◆ **DOCUMENT TEXT**:
See Salmine v. Knagin, 645 P.2d 148, 150-51 (Alaska 1982) (material misunderstanding about meaning of a contract term can prevent formation of contract); 2 Richard A. Lord, Williston on Contracts § 6:58, at 700-01 (4th ed. 1991) (same); see also id. at 695-97 ("As a general principle, a party to a contract is bound by his express language, and cannot contradict the meaning of his words by denying that he intended that meaning.").

Williams v. Crawford, 982 P.2d 250, 253 (Alaska 1999).

1. The term "gross receipts" is ambiguous.

The parties agree that gross receipts should be defined as weight times price, but disagree about what price should be inserted into this formula. Krossa argues that market price must be used in calculating gross receipts. All Alaskan maintains that while gross receipts may typically be calculated based on the price actually received by boats selling crab, no such figure exists in this case because the boats never owned or sold the crab. Therefore, it argues, "gross receipts" should be defined by the artificial figure of $.50 per pound which All Alaskan intended to offer.

Krossa claims that All Alaskan conceded below that Krossa's definition of gross receipts is correct. But All Alaskan's definition below was the same definition it now advances before us.
Krossa further argues that because the contract contained an integration clause, the parol evidence rule precludes consideration of extrinsic evidence in construing its meaning. But the parol evidence rule applies only after preliminary determination of what the contract means. See Alaska Diversified Contractors, Inc. v. Lower Kuskokwim Sch. Dist., 778 P.2d 581, 583 (Alaska 1989). And "[e]xtrinsic evidence may always be received on the question of meaning." Id. at 584. We have explained:

The parol evidence rule does not apply "where a contract has been formed as a result of misrepresentation or mutual mistake." [Where a party offered parol evidence] to show that the parties did not intend that the [contract] had the meaning the [other party] ascribed to it, not to vary or contradict the terms of the written contract . . . [t]his was a permissible use of extrinsic evidence to prove mutual mistake.

◆ **ENTRIES SUPPLIED**:

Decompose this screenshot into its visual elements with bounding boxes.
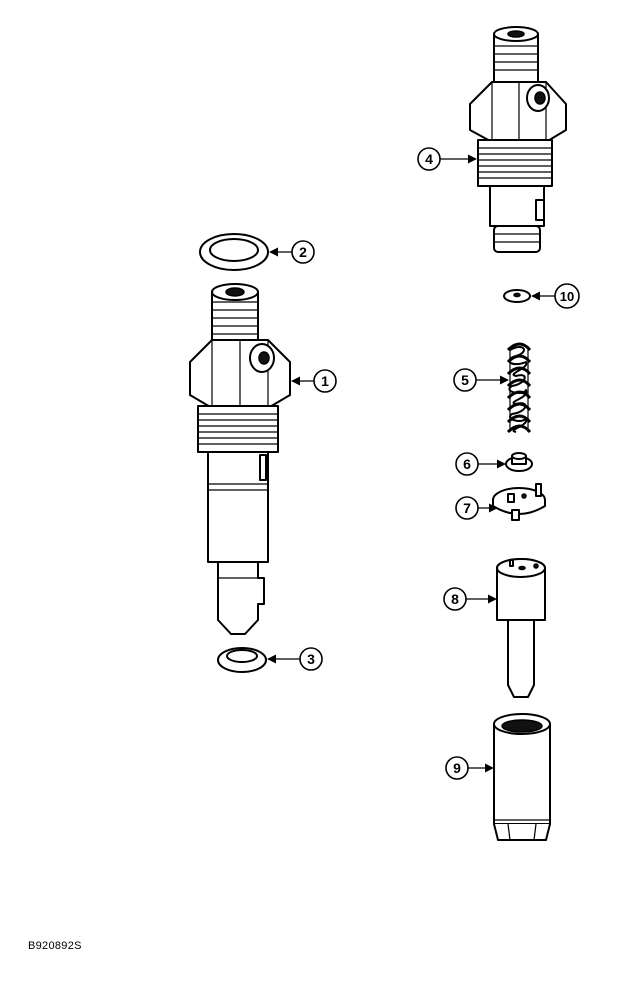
callout-3: 3	[299, 647, 323, 671]
callout-label-8: 8	[451, 591, 459, 607]
nozzle	[496, 558, 546, 698]
callout-label-10: 10	[560, 289, 574, 304]
callout-7: 7	[455, 496, 479, 520]
holder-body	[469, 26, 567, 253]
sealing-washer-lower	[217, 647, 267, 673]
sealing-ring-upper	[199, 233, 269, 271]
figure-code: B920892S	[28, 940, 82, 952]
callout-label-9: 9	[453, 760, 461, 776]
callout-9: 9	[445, 756, 469, 780]
callout-5: 5	[453, 368, 477, 392]
callout-label-4: 4	[425, 151, 433, 167]
callout-1: 1	[313, 369, 337, 393]
callout-label-1: 1	[321, 373, 329, 389]
callout-2: 2	[291, 240, 315, 264]
shim-washer	[503, 289, 531, 303]
nozzle-holder-assembly	[189, 283, 291, 635]
nozzle-retaining-nut	[493, 713, 551, 841]
callout-label-2: 2	[299, 244, 307, 260]
callout-label-5: 5	[461, 372, 469, 388]
callout-6: 6	[455, 452, 479, 476]
callout-label-3: 3	[307, 651, 315, 667]
pressure-spring	[506, 342, 532, 434]
spring-seat	[505, 452, 533, 472]
intermediate-plate	[492, 483, 546, 521]
callout-4: 4	[417, 147, 441, 171]
callout-label-6: 6	[463, 456, 471, 472]
callout-8: 8	[443, 587, 467, 611]
leader-lines	[267, 154, 556, 773]
callout-10: 10	[554, 283, 580, 309]
callout-label-7: 7	[463, 500, 471, 516]
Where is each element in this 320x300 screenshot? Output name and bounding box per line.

◆ **TASKS TO CARRY OUT**:
a – Quote the court opinion excerpt word for word, beginning at the words "1. The term" and stopping after "intended to offer.".
b – In the court opinion excerpt, what per-pound figure does All Alaskan say should define "gross receipts"?

◆ **PER-TASK ANSWERS**:
a –
1. The term "gross receipts" is ambiguous.

The parties agree that gross receipts should be defined as weight times price, but disagree about what price should be inserted into this formula. Krossa argues that market price must be used in calculating gross receipts. All Alaskan maintains that while gross receipts may typically be calculated based on the price actually received by boats selling crab, no such figure exists in this case because the boats never owned or sold the crab. Therefore, it argues, "gross receipts" should be defined by the artificial figure of $.50 per pound which All Alaskan intended to offer.

b – $.50 per pound, the artificial figure that All Alaskan intended to offer.